====== Data section ======

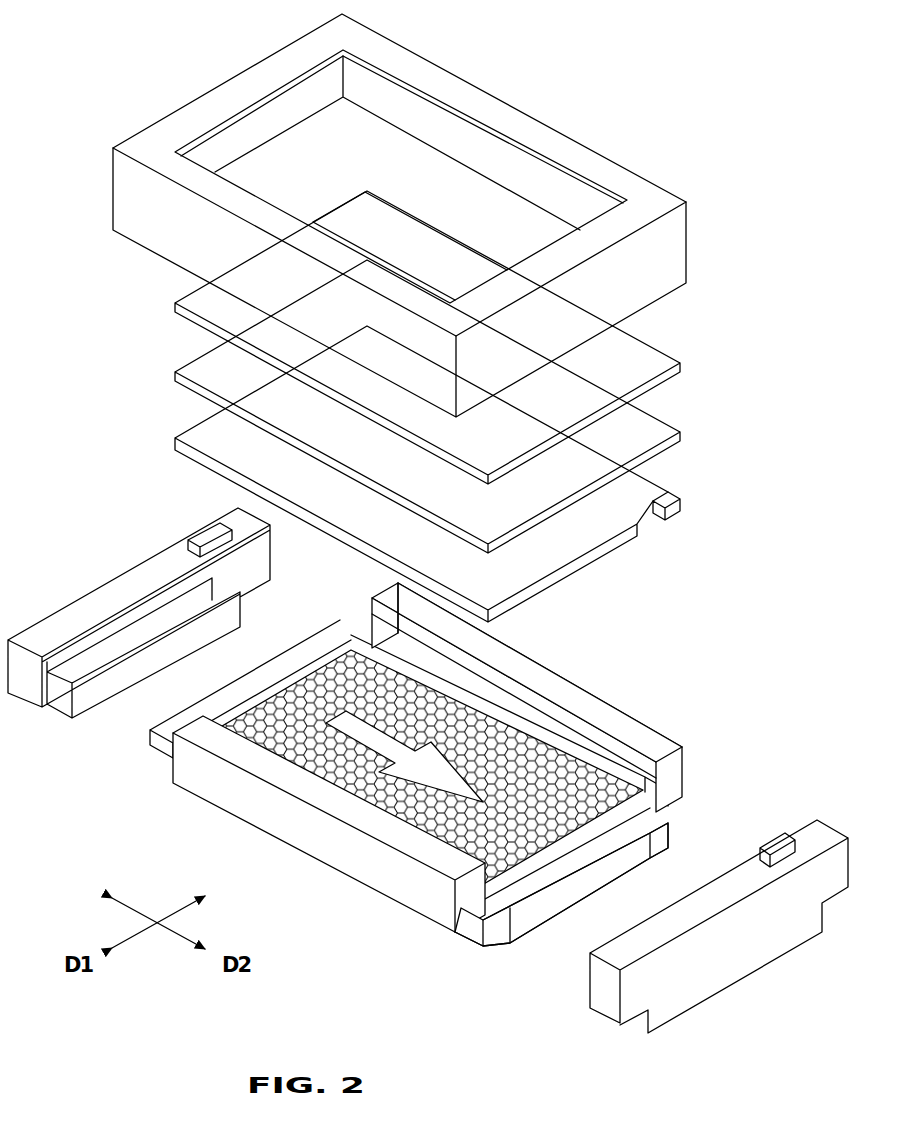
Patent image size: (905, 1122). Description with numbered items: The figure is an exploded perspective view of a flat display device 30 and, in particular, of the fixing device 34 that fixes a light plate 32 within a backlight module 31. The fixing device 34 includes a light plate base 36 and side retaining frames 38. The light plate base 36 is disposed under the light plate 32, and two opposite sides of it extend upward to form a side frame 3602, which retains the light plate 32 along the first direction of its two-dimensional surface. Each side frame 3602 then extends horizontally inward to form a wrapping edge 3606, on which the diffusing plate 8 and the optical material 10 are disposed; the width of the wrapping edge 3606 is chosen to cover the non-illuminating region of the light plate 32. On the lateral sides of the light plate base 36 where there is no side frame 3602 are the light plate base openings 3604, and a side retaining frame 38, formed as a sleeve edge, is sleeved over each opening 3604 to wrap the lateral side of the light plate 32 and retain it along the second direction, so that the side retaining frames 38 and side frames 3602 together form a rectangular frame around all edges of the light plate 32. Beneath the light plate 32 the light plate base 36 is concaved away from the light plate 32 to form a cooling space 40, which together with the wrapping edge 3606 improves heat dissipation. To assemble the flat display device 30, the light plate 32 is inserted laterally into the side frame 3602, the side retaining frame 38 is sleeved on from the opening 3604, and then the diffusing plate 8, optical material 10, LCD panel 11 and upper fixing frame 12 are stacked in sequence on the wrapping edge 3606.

The flat display device 30 is at (694, 66).
The upper fixing frame 12 is at (680, 245).
The LCD panel 11 is at (680, 362).
The optical material 10 is at (680, 431).
The diffusing plate 8 is at (680, 497).
The backlight module 31 is at (781, 378).
The light plate 32 is at (542, 758).
The fixing device 34 is at (783, 750).
The light plate base 36 is at (424, 795).
The side frame 3602 is at (680, 772).
The light plate base opening 3604 is at (543, 886).
The wrapping edge 3606 is at (228, 748).
The side retaining frame 38 is at (150, 566).
The cooling space 40 is at (494, 916).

======

● **Objective**
Revise the stretch of rows from the beginning through the line containing "The LCD panel 11 is at (680, 362).", replacing "stacked" with "layered" and leaving everything else unchanged. Omit the pictures from your answer.

● **Task result**
Patent image size: (905, 1122). Description with numbered items: The figure is an exploded perspective view of a flat display device 30 and, in particular, of the fixing device 34 that fixes a light plate 32 within a backlight module 31. The fixing device 34 includes a light plate base 36 and side retaining frames 38. The light plate base 36 is disposed under the light plate 32, and two opposite sides of it extend upward to form a side frame 3602, which retains the light plate 32 along the first direction of its two-dimensional surface. Each side frame 3602 then extends horizontally inward to form a wrapping edge 3606, on which the diffusing plate 8 and the optical material 10 are disposed; the width of the wrapping edge 3606 is chosen to cover the non-illuminating region of the light plate 32. On the lateral sides of the light plate base 36 where there is no side frame 3602 are the light plate base openings 3604, and a side retaining frame 38, formed as a sleeve edge, is sleeved over each opening 3604 to wrap the lateral side of the light plate 32 and retain it along the second direction, so that the side retaining frames 38 and side frames 3602 together form a rectangular frame around all edges of the light plate 32. Beneath the light plate 32 the light plate base 36 is concaved away from the light plate 32 to form a cooling space 40, which together with the wrapping edge 3606 improves heat dissipation. To assemble the flat display device 30, the light plate 32 is inserted laterally into the side frame 3602, the side retaining frame 38 is sleeved on from the opening 3604, and then the diffusing plate 8, optical material 10, LCD panel 11 and upper fixing frame 12 are layered in sequence on the wrapping edge 3606.

The flat display device 30 is at (694, 66).
The upper fixing frame 12 is at (680, 245).
The LCD panel 11 is at (680, 362).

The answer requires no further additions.